GIVEN DATA:
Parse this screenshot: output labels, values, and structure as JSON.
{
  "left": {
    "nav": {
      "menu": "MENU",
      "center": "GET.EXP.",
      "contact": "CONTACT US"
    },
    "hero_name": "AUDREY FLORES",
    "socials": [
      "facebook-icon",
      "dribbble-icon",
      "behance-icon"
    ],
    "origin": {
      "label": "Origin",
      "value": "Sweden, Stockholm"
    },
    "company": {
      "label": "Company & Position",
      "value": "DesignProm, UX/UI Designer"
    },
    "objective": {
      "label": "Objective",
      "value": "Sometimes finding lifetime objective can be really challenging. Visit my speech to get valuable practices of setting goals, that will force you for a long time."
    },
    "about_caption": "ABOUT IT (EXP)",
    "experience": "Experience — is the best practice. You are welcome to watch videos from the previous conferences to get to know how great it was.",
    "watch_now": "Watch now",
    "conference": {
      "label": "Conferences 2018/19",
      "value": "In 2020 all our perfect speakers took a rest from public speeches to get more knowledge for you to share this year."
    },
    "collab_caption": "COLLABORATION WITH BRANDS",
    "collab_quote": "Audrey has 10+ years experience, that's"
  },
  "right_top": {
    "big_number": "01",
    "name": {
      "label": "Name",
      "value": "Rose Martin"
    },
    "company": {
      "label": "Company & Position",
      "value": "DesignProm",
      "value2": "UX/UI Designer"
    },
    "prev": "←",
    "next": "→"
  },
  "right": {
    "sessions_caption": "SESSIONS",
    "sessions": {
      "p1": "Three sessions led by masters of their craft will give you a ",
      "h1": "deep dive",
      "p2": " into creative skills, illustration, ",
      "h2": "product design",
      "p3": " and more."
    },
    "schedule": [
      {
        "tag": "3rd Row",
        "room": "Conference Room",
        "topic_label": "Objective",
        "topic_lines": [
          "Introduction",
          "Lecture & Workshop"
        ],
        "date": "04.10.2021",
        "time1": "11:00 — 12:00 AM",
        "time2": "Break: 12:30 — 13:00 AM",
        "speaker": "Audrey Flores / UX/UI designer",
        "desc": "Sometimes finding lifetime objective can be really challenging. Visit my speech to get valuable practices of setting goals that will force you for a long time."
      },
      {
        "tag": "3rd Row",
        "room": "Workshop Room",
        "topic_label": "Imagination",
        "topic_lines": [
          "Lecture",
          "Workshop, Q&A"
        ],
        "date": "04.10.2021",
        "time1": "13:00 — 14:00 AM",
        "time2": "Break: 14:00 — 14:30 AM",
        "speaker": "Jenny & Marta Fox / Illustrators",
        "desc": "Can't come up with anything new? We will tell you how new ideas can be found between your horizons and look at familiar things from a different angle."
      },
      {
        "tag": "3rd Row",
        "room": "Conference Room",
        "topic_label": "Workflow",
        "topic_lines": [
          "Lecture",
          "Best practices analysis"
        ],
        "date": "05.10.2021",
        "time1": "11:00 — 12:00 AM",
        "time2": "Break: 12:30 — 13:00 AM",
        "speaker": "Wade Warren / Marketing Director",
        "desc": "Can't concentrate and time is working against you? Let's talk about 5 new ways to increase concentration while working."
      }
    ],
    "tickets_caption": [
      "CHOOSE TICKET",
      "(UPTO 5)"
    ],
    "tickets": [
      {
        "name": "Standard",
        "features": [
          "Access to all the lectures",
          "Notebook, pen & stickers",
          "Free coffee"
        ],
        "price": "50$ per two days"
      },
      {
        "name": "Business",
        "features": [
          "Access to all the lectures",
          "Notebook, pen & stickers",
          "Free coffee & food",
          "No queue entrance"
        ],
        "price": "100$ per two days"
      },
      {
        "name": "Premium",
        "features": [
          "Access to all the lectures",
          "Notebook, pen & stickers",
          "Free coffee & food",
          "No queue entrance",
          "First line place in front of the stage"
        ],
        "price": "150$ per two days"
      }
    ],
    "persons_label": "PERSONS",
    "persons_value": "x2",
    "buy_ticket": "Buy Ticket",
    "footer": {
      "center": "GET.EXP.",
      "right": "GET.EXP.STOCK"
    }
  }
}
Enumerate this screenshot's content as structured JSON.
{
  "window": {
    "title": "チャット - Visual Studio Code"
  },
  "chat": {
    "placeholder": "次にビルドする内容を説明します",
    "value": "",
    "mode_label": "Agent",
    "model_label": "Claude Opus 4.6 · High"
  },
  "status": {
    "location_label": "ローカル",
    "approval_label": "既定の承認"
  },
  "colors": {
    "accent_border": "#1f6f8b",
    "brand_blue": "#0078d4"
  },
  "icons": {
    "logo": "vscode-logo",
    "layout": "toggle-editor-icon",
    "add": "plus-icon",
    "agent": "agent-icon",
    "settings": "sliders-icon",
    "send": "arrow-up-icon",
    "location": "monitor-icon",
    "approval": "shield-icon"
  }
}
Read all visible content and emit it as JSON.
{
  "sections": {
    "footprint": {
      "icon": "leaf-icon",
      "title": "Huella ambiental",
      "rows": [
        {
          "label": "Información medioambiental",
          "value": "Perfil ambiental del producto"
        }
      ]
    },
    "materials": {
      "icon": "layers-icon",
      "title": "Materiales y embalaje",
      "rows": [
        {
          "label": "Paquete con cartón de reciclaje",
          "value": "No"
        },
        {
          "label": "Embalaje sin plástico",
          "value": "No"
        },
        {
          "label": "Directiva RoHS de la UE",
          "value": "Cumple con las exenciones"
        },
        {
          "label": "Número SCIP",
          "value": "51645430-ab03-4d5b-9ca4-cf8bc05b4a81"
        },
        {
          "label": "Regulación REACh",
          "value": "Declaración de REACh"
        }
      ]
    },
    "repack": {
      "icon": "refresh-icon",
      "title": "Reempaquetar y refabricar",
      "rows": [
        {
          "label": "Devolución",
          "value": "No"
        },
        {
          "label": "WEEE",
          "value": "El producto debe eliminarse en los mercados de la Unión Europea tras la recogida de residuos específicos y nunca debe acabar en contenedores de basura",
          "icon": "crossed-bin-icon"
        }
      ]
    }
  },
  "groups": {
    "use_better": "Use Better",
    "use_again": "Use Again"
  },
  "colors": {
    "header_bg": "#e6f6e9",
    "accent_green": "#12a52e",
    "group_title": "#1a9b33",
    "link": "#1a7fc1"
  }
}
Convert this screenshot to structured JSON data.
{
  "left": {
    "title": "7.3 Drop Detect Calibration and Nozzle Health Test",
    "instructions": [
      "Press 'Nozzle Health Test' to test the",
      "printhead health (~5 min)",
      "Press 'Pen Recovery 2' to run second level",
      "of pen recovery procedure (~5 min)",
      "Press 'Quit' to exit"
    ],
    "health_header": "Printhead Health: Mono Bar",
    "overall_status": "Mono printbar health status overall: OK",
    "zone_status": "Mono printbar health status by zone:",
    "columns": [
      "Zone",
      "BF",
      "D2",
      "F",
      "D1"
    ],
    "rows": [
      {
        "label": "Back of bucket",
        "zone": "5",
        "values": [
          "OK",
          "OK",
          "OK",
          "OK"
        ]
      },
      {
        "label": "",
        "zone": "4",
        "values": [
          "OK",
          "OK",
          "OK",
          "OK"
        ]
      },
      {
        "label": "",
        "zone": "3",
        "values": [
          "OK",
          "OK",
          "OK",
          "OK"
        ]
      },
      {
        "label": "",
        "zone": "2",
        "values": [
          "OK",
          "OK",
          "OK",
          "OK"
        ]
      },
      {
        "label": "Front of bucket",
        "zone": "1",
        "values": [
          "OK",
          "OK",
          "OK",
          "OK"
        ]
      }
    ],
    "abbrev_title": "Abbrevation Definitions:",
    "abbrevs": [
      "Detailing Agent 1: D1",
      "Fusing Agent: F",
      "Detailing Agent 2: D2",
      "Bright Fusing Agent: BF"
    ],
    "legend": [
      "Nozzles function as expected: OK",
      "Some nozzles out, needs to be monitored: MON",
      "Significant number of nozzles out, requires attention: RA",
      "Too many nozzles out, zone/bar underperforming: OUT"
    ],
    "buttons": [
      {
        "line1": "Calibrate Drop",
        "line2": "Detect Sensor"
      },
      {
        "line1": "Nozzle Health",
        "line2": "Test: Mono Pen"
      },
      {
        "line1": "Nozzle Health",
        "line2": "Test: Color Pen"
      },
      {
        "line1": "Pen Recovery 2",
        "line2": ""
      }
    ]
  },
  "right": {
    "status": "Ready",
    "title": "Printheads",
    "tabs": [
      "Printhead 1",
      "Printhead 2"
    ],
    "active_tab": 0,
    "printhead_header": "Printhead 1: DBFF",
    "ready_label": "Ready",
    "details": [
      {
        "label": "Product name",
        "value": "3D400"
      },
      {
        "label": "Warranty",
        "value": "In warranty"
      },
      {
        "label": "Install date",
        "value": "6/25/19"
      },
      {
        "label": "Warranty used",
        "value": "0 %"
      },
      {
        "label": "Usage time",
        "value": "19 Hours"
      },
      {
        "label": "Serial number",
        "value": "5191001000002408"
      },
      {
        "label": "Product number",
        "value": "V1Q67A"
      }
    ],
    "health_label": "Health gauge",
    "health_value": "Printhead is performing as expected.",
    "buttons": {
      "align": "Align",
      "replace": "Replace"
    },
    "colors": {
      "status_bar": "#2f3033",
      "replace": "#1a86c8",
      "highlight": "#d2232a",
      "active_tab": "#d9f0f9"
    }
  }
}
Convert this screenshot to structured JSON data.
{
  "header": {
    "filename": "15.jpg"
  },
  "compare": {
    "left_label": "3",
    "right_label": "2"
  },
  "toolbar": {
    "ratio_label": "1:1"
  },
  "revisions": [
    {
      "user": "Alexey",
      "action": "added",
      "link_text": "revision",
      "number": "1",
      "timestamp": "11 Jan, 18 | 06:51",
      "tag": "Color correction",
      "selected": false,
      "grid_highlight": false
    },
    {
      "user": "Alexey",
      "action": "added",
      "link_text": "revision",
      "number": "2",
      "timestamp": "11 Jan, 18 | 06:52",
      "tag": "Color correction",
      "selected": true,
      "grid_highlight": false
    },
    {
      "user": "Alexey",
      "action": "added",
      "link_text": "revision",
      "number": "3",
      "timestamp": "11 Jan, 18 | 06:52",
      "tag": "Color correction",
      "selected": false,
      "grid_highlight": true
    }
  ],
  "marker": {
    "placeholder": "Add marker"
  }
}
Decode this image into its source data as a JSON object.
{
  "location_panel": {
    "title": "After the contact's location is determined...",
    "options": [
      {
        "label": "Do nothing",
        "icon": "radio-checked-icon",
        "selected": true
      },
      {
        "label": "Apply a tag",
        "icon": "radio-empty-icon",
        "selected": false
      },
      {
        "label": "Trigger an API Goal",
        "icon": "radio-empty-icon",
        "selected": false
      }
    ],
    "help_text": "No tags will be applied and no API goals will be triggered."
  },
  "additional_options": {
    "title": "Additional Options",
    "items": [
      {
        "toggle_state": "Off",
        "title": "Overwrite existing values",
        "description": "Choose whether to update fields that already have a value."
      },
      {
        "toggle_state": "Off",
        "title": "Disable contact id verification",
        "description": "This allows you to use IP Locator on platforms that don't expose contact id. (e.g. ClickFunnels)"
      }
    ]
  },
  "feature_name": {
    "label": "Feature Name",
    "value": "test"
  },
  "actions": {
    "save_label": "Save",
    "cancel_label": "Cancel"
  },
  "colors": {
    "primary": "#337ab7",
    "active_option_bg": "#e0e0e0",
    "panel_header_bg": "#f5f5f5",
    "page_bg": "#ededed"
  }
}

JOB: Copy out each line of the listing that holds "screenshot".

ANSWER:
Parse this screenshot: output labels, values, and structure as JSON.
Enumerate this screenshot's content as structured JSON.
Convert this screenshot to structured JSON data.
Convert this screenshot to structured JSON data.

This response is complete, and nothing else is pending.